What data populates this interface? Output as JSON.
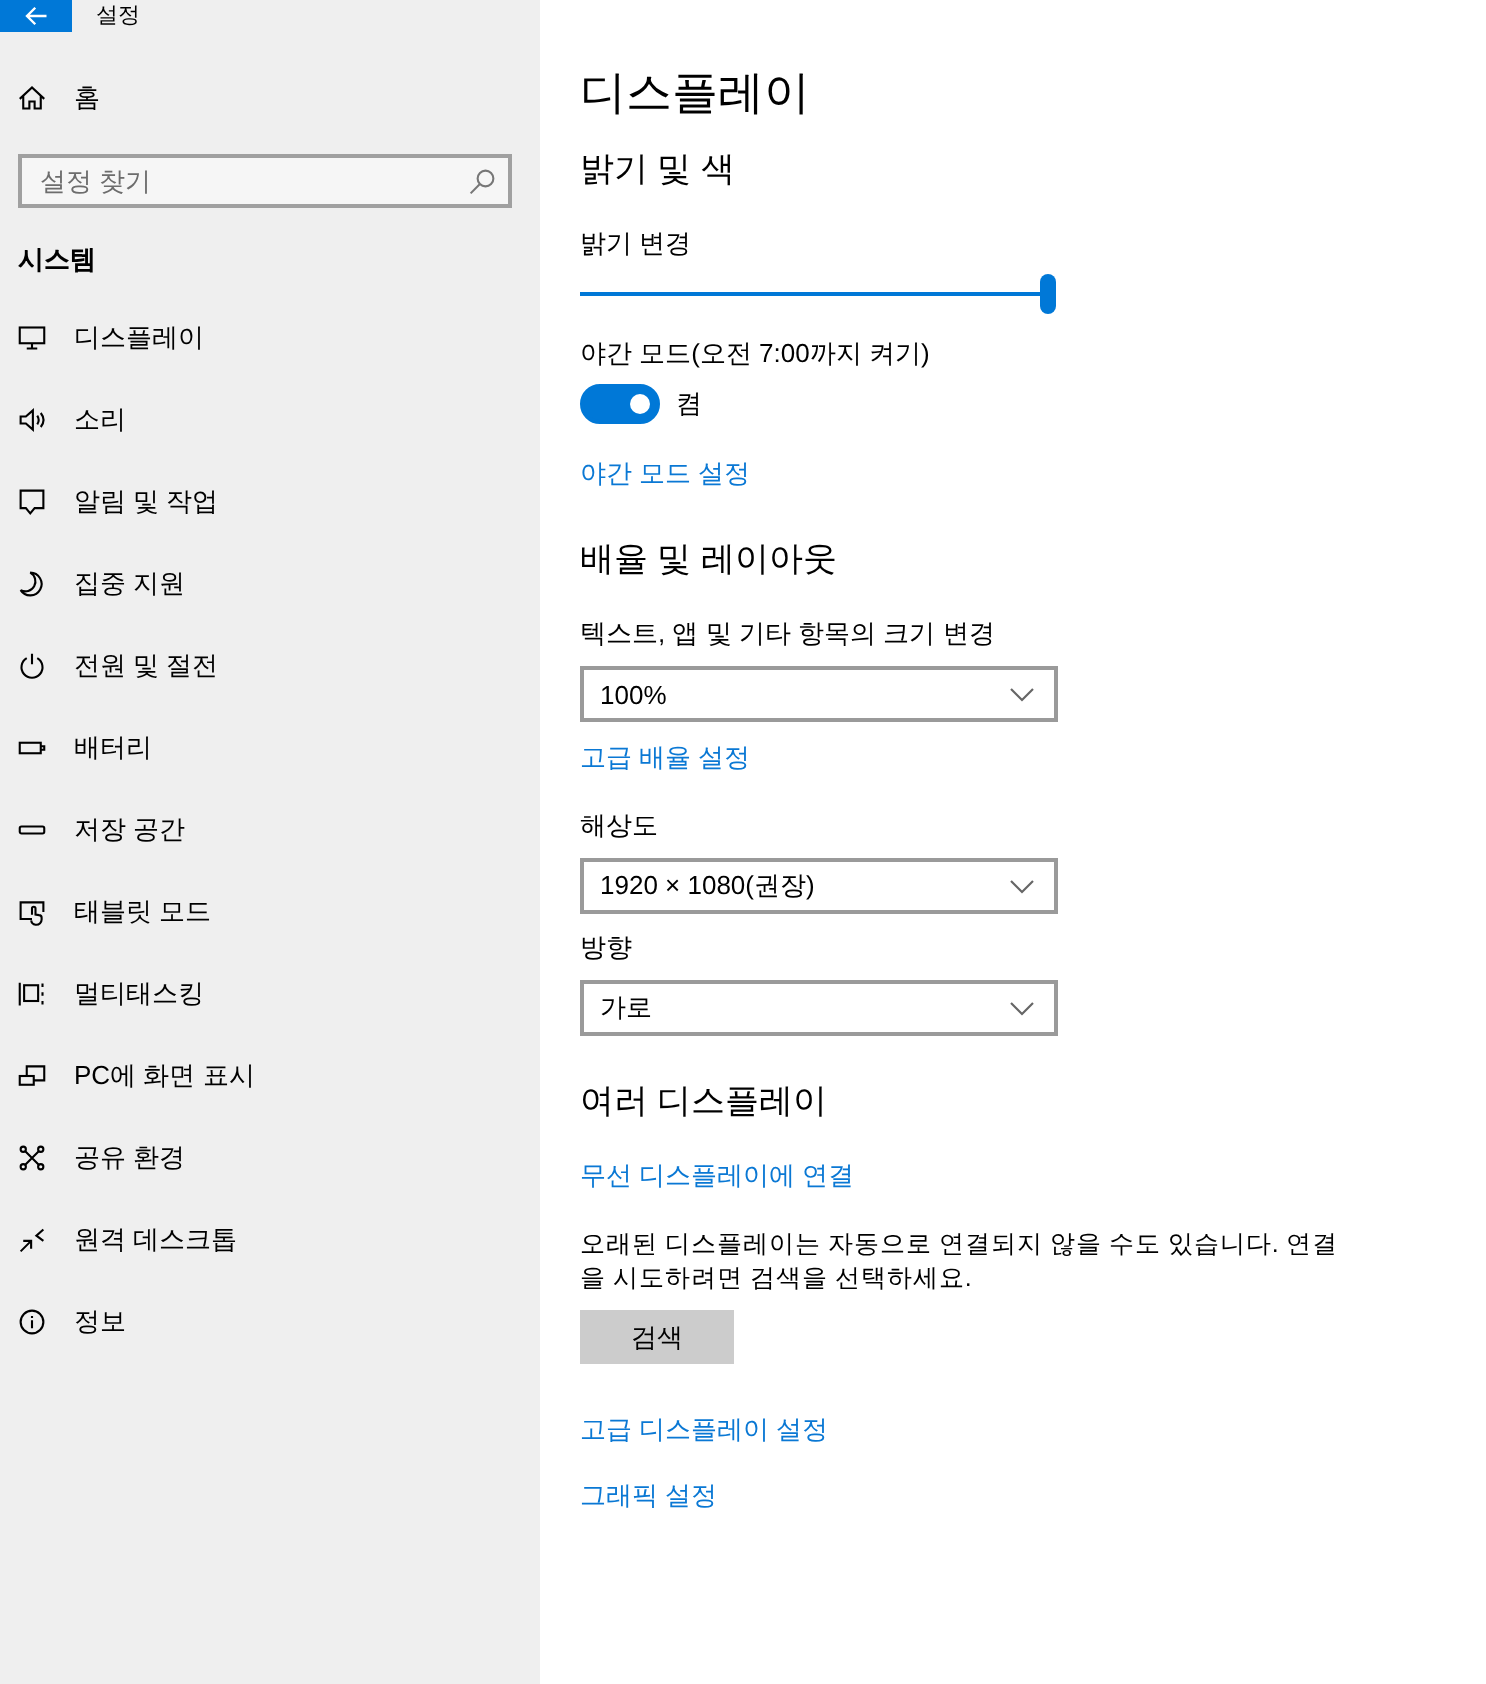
{
  "window": {
    "title": "설정"
  },
  "sidebar": {
    "home": "홈",
    "search": {
      "placeholder": "설정 찾기"
    },
    "section": "시스템",
    "items": [
      {
        "label": "디스플레이"
      },
      {
        "label": "소리"
      },
      {
        "label": "알림 및 작업"
      },
      {
        "label": "집중 지원"
      },
      {
        "label": "전원 및 절전"
      },
      {
        "label": "배터리"
      },
      {
        "label": "저장 공간"
      },
      {
        "label": "태블릿 모드"
      },
      {
        "label": "멀티태스킹"
      },
      {
        "label": "PC에 화면 표시"
      },
      {
        "label": "공유 환경"
      },
      {
        "label": "원격 데스크톱"
      },
      {
        "label": "정보"
      }
    ]
  },
  "page": {
    "title": "디스플레이",
    "sections": [
      {
        "heading": "밝기 및 색",
        "items": [
          {
            "kind": "slider",
            "label": "밝기 변경",
            "level": 1.0
          },
          {
            "kind": "toggle",
            "label": "야간 모드(오전 7:00까지 켜기)",
            "on": true,
            "state_text": "켬"
          },
          {
            "kind": "link",
            "text": "야간 모드 설정"
          }
        ]
      },
      {
        "heading": "배율 및 레이아웃",
        "items": [
          {
            "kind": "dropdown",
            "label": "텍스트, 앱 및 기타 항목의 크기 변경",
            "value": "100%"
          },
          {
            "kind": "link",
            "text": "고급 배율 설정"
          },
          {
            "kind": "dropdown",
            "label": "해상도",
            "value": "1920 × 1080(권장)"
          },
          {
            "kind": "dropdown",
            "label": "방향",
            "value": "가로"
          }
        ]
      },
      {
        "heading": "여러 디스플레이",
        "items": [
          {
            "kind": "link",
            "text": "무선 디스플레이에 연결"
          },
          {
            "kind": "paragraph",
            "text": "오래된 디스플레이는 자동으로 연결되지 않을 수도 있습니다. 연결을 시도하려면 검색을 선택하세요."
          },
          {
            "kind": "button",
            "text": "검색"
          },
          {
            "kind": "link",
            "text": "고급 디스플레이 설정"
          },
          {
            "kind": "link",
            "text": "그래픽 설정"
          }
        ]
      }
    ]
  }
}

◆ WRITTEN EXERCISE ◆
Give back all entries exactly. No pictures belong in the copy.

◆ RESULT OF THIS TASK ◆
What data populates this interface? Output as JSON.
{
  "window": {
    "title": "설정"
  },
  "sidebar": {
    "home": "홈",
    "search": {
      "placeholder": "설정 찾기"
    },
    "section": "시스템",
    "items": [
      {
        "label": "디스플레이"
      },
      {
        "label": "소리"
      },
      {
        "label": "알림 및 작업"
      },
      {
        "label": "집중 지원"
      },
      {
        "label": "전원 및 절전"
      },
      {
        "label": "배터리"
      },
      {
        "label": "저장 공간"
      },
      {
        "label": "태블릿 모드"
      },
      {
        "label": "멀티태스킹"
      },
      {
        "label": "PC에 화면 표시"
      },
      {
        "label": "공유 환경"
      },
      {
        "label": "원격 데스크톱"
      },
      {
        "label": "정보"
      }
    ]
  },
  "page": {
    "title": "디스플레이",
    "sections": [
      {
        "heading": "밝기 및 색",
        "items": [
          {
            "kind": "slider",
            "label": "밝기 변경",
            "level": 1.0
          },
          {
            "kind": "toggle",
            "label": "야간 모드(오전 7:00까지 켜기)",
            "on": true,
            "state_text": "켬"
          },
          {
            "kind": "link",
            "text": "야간 모드 설정"
          }
        ]
      },
      {
        "heading": "배율 및 레이아웃",
        "items": [
          {
            "kind": "dropdown",
            "label": "텍스트, 앱 및 기타 항목의 크기 변경",
            "value": "100%"
          },
          {
            "kind": "link",
            "text": "고급 배율 설정"
          },
          {
            "kind": "dropdown",
            "label": "해상도",
            "value": "1920 × 1080(권장)"
          },
          {
            "kind": "dropdown",
            "label": "방향",
            "value": "가로"
          }
        ]
      },
      {
        "heading": "여러 디스플레이",
        "items": [
          {
            "kind": "link",
            "text": "무선 디스플레이에 연결"
          },
          {
            "kind": "paragraph",
            "text": "오래된 디스플레이는 자동으로 연결되지 않을 수도 있습니다. 연결을 시도하려면 검색을 선택하세요."
          },
          {
            "kind": "button",
            "text": "검색"
          },
          {
            "kind": "link",
            "text": "고급 디스플레이 설정"
          },
          {
            "kind": "link",
            "text": "그래픽 설정"
          }
        ]
      }
    ]
  }
}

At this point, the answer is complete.